Take every line from the listing below that includes "district" and copy it.
::::::::::
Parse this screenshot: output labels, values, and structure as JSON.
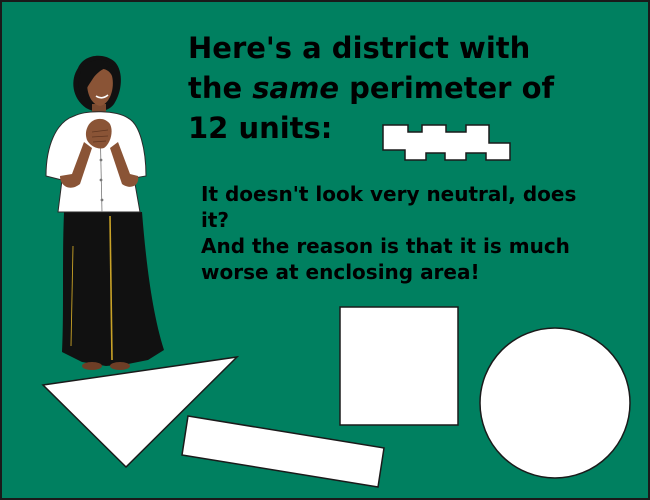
{
  "heading": {
    "line1": "Here's a district with",
    "line2_pre": "the ",
    "line2_em": "same",
    "line2_post": " perimeter of",
    "line3": "12 units:"
  },
  "body": {
    "line1": "It doesn't look very neutral, does it?",
    "line2": "And the reason is that it is much worse at enclosing area!"
  },
  "colors": {
    "background": "#008060",
    "text": "#000000",
    "shape_fill": "#ffffff",
    "shape_stroke": "#1a1a1a"
  },
  "icons": [
    "zigzag-district-shape",
    "woman-illustration",
    "triangle-shape",
    "rectangle-shape",
    "square-shape",
    "circle-shape"
  ]
}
::::::::::
**Completed exercise**
    "line1": "Here's a district with",
    "zigzag-district-shape",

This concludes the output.